Saved data entries
:::::

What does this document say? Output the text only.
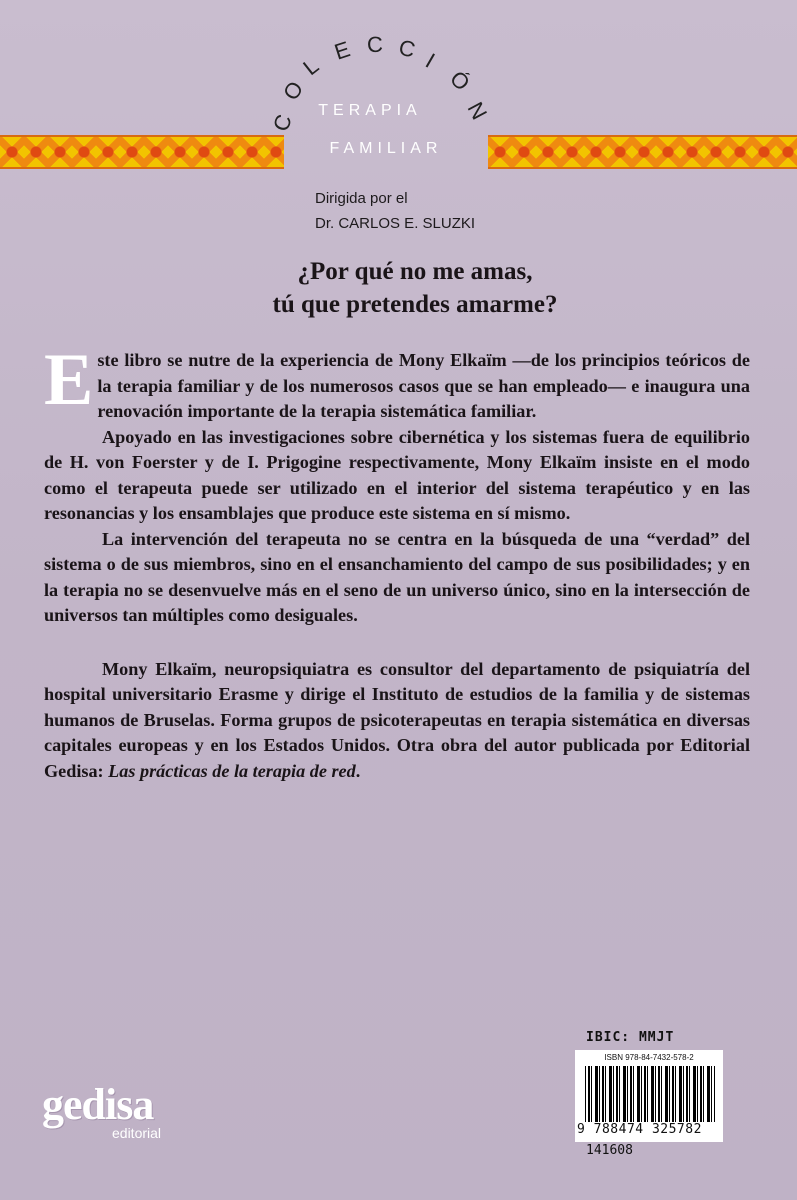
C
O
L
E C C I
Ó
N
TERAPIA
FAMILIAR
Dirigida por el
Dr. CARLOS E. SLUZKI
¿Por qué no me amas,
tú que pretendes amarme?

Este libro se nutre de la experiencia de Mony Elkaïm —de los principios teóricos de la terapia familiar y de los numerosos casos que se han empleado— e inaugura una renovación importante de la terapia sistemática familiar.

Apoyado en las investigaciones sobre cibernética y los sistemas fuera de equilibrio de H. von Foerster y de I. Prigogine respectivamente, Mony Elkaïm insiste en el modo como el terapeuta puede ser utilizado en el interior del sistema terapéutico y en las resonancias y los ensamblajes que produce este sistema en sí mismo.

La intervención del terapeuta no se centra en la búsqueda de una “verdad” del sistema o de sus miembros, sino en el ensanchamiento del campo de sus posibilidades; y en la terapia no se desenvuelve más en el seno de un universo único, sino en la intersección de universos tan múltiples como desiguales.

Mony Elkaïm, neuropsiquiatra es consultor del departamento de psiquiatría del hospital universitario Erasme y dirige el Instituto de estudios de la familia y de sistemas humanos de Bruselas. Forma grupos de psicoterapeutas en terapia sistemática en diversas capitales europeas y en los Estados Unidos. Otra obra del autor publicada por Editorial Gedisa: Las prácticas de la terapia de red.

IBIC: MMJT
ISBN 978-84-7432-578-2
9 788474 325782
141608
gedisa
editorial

:::::

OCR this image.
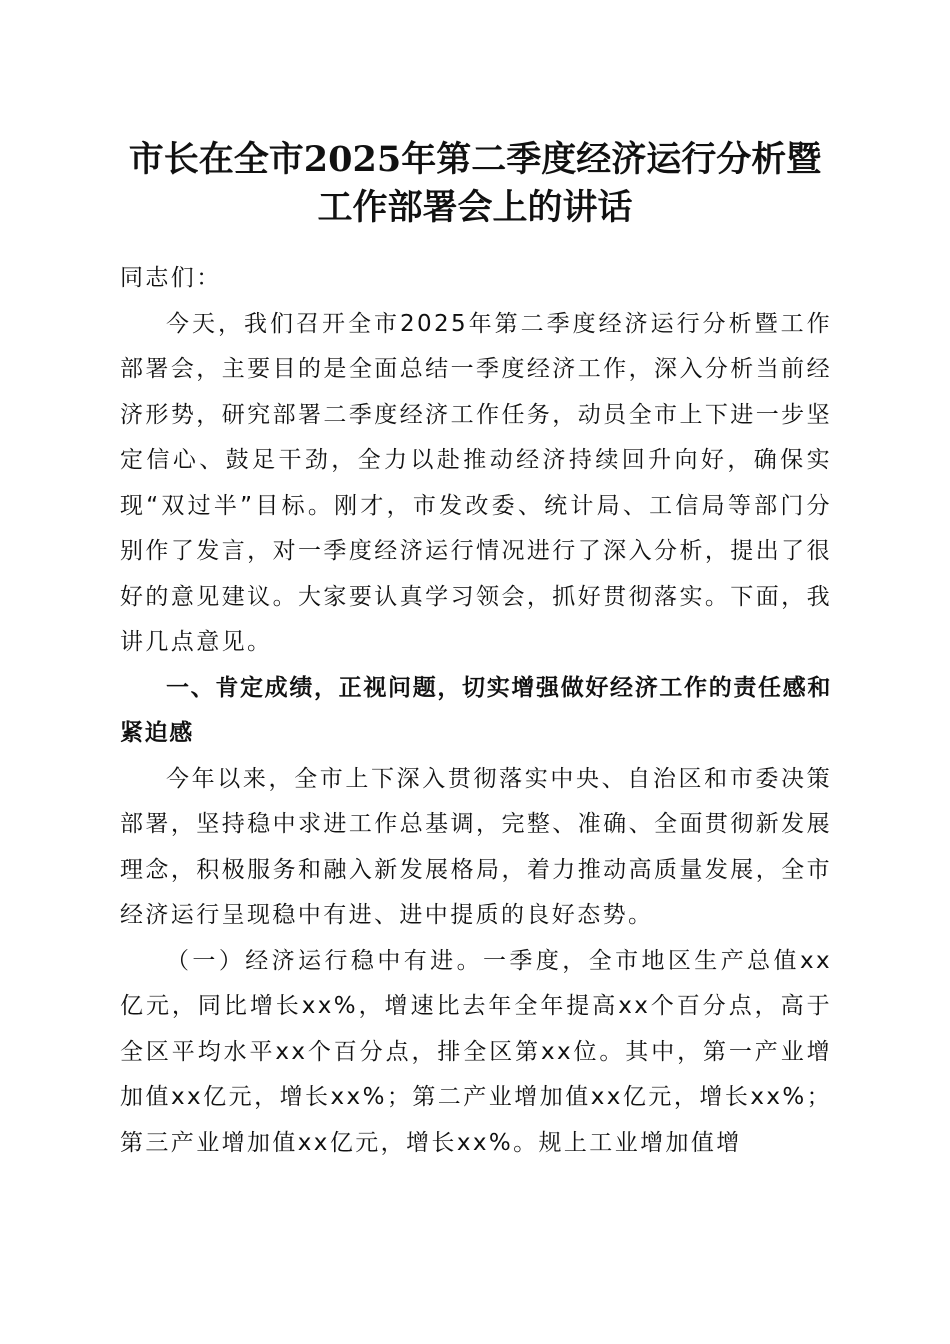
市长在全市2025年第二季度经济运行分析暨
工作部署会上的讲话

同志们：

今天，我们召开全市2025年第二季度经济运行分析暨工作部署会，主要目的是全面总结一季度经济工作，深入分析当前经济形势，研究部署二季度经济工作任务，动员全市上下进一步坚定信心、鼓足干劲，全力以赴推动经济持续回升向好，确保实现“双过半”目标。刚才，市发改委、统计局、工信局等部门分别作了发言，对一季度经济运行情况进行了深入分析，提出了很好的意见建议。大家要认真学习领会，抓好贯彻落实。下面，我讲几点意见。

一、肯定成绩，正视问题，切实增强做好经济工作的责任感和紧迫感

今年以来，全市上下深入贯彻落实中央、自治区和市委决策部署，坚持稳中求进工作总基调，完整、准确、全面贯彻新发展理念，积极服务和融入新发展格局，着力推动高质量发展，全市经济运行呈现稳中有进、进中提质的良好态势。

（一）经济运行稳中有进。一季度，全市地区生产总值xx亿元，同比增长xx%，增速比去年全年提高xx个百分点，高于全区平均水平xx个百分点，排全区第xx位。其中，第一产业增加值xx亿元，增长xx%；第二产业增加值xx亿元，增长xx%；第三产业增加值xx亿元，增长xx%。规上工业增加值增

:::::

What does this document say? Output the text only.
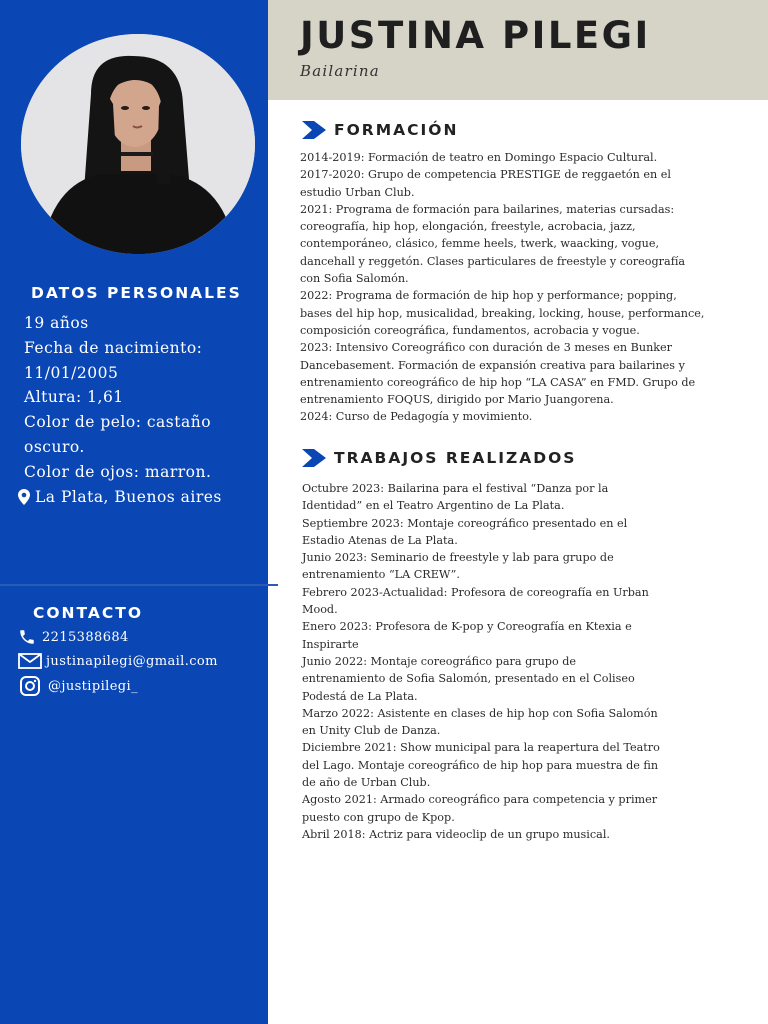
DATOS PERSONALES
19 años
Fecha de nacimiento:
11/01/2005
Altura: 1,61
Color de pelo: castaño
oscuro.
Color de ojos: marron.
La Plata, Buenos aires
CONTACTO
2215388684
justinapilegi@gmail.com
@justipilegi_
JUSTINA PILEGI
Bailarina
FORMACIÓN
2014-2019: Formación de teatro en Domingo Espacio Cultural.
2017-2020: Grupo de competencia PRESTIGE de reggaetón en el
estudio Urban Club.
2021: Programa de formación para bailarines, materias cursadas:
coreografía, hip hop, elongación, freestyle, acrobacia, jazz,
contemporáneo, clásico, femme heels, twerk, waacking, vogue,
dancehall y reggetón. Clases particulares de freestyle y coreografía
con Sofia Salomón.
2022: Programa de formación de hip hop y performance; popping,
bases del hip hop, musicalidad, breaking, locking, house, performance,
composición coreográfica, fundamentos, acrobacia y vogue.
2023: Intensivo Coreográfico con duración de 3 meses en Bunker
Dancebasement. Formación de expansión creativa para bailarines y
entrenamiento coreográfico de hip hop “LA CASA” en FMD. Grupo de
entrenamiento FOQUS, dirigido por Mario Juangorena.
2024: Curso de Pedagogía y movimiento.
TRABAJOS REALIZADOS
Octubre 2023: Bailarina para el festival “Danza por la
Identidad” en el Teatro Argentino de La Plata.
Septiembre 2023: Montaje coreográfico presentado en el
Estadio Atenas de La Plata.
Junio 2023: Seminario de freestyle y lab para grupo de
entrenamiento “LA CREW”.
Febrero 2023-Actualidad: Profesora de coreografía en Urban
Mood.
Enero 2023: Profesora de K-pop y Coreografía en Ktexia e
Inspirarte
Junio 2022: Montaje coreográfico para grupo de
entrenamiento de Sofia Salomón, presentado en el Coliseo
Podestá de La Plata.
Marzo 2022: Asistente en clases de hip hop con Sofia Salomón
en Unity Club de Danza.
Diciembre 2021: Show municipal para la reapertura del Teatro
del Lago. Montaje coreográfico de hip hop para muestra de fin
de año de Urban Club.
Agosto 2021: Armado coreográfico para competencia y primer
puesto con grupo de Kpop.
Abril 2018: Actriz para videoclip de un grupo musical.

:::::

▶ _WHAT THE EXERCISE ASKS_
Show each line of the listing that holds the string "Profesora".

▶ _TASK RESPONSE_
Febrero 2023-Actualidad: Profesora de coreografía en Urban
Enero 2023: Profesora de K-pop y Coreografía en Ktexia e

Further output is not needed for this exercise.